### Exercise description
Each line that holds the word "World" should be returned.

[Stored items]

═══

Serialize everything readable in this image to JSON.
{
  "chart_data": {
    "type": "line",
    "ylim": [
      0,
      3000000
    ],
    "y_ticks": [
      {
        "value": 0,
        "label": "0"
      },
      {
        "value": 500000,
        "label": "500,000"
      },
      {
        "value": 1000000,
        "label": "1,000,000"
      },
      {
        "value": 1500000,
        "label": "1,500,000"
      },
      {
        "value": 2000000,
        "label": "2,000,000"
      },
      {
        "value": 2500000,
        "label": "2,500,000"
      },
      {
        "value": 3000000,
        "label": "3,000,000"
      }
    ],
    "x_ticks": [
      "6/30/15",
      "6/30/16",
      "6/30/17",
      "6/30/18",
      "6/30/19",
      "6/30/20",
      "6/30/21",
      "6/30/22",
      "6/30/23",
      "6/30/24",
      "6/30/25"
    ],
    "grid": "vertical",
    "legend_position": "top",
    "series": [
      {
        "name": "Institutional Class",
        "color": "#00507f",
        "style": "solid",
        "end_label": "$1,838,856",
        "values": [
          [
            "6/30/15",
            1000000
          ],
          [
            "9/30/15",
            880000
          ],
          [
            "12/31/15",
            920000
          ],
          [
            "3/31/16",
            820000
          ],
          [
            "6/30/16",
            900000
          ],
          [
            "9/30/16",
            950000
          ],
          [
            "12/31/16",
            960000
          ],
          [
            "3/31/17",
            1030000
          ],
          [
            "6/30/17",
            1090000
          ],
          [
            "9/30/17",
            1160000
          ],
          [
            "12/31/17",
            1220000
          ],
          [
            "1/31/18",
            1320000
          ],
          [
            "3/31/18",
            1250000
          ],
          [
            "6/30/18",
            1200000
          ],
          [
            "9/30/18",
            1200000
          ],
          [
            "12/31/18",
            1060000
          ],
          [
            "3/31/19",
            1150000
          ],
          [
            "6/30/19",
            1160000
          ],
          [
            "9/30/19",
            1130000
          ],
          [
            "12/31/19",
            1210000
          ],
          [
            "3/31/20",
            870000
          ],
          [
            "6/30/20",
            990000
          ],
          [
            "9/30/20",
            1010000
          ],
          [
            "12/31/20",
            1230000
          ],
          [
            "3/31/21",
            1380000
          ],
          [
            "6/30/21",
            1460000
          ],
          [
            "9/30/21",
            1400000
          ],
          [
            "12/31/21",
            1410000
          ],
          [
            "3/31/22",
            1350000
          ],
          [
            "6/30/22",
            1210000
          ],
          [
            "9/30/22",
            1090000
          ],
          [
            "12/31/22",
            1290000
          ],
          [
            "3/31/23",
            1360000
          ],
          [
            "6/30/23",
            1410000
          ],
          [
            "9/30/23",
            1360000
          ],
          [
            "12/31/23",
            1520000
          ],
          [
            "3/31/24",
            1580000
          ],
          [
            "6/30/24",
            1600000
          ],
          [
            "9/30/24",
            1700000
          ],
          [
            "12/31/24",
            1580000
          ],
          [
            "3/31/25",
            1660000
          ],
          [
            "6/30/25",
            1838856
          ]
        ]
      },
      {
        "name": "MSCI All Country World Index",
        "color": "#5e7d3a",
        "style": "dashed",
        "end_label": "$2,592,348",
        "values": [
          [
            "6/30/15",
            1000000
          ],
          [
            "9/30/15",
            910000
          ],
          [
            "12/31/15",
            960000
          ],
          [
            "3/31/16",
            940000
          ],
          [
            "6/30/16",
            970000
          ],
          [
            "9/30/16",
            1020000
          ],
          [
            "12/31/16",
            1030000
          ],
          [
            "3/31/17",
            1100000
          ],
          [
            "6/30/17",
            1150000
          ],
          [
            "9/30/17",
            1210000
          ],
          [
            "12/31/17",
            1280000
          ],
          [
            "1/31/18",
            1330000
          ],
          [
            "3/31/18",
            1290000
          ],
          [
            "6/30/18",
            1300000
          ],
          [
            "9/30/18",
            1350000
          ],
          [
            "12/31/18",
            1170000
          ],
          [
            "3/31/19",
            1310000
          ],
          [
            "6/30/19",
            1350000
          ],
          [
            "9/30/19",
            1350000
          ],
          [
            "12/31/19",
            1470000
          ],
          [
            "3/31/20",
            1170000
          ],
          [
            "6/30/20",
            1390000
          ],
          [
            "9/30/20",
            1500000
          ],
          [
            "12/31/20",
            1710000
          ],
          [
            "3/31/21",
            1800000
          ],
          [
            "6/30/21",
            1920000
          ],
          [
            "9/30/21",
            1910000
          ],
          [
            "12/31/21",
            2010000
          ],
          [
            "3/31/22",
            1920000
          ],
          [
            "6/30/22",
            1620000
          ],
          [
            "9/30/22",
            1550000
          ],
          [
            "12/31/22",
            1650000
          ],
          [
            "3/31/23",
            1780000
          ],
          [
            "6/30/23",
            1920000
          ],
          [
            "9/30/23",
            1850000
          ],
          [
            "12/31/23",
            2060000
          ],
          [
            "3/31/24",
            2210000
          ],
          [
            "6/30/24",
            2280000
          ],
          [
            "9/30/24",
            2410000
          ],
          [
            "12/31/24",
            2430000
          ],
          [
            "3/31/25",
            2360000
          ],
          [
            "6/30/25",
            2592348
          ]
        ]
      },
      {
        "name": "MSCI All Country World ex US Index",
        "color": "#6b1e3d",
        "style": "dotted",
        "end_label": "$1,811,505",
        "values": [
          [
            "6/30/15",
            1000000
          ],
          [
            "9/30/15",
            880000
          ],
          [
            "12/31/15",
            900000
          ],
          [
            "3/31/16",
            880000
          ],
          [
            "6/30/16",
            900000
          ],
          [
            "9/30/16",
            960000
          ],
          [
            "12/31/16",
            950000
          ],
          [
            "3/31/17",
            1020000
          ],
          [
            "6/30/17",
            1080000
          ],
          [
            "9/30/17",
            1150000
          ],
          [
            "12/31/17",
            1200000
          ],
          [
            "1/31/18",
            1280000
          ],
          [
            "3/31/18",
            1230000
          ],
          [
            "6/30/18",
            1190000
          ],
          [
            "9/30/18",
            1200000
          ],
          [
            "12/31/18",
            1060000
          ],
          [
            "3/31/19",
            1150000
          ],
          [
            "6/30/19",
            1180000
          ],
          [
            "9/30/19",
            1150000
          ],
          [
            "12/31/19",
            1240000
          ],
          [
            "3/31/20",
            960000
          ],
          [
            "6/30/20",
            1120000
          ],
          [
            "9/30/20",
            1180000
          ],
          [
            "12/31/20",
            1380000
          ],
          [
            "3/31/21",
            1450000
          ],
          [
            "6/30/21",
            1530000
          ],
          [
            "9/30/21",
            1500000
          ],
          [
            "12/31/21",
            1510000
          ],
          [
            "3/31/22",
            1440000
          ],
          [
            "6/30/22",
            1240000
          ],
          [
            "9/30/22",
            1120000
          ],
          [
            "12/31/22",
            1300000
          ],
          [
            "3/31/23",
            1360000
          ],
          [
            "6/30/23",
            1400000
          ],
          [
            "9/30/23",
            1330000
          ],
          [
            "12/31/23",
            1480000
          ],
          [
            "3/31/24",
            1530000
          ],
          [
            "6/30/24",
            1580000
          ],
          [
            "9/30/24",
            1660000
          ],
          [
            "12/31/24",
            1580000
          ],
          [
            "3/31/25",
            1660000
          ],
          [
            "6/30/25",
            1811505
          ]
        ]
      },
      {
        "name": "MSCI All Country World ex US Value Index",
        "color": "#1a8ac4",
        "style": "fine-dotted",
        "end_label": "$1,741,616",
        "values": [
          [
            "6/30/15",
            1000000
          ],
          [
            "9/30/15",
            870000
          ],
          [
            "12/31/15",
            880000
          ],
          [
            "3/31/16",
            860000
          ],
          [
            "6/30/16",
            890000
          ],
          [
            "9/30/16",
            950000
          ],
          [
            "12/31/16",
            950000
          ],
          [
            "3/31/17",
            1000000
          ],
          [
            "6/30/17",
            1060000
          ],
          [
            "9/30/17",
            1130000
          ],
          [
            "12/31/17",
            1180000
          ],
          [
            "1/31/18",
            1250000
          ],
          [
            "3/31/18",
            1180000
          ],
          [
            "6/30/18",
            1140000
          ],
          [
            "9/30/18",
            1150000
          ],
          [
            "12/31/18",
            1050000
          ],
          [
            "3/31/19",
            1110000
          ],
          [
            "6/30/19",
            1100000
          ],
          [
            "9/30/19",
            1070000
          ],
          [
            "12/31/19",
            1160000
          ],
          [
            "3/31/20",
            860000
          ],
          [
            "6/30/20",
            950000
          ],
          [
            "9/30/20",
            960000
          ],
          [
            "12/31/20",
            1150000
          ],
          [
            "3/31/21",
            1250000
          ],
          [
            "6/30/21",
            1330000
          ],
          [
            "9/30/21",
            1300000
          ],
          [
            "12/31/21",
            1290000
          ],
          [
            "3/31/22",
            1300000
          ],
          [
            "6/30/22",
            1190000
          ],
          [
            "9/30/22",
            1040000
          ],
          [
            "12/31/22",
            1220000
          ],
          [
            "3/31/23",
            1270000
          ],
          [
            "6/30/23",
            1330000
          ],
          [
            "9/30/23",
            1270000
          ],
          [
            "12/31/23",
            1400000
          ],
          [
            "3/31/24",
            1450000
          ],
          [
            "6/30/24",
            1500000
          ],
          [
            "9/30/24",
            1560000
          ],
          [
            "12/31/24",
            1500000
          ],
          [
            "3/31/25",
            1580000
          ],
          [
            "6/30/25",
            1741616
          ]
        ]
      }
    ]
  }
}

═══

### Written response
        "name": "MSCI All Country World Index",
        "name": "MSCI All Country World ex US Index",
        "name": "MSCI All Country World ex US Value Index",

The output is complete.